Send back all the data below, exactly as given.
— START OF DATA PROVIDED —
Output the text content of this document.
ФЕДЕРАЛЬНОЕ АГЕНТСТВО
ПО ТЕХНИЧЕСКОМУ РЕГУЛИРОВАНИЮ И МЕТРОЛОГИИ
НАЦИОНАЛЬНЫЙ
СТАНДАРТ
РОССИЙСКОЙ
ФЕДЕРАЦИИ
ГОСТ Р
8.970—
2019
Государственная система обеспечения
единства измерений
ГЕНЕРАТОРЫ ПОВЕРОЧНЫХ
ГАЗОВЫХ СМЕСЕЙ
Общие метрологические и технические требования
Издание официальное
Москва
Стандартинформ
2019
— END OF DATA PROVIDED —
● **RESULT OF THE EXERCISE**
Output the text content of this document.
ФЕДЕРАЛЬНОЕ АГЕНТСТВО
ПО ТЕХНИЧЕСКОМУ РЕГУЛИРОВАНИЮ И МЕТРОЛОГИИ
НАЦИОНАЛЬНЫЙ
СТАНДАРТ
РОССИЙСКОЙ
ФЕДЕРАЦИИ
ГОСТ Р
8.970—
2019
Государственная система обеспечения
единства измерений
ГЕНЕРАТОРЫ ПОВЕРОЧНЫХ
ГАЗОВЫХ СМЕСЕЙ
Общие метрологические и технические требования
Издание официальное
Москва
Стандартинформ
2019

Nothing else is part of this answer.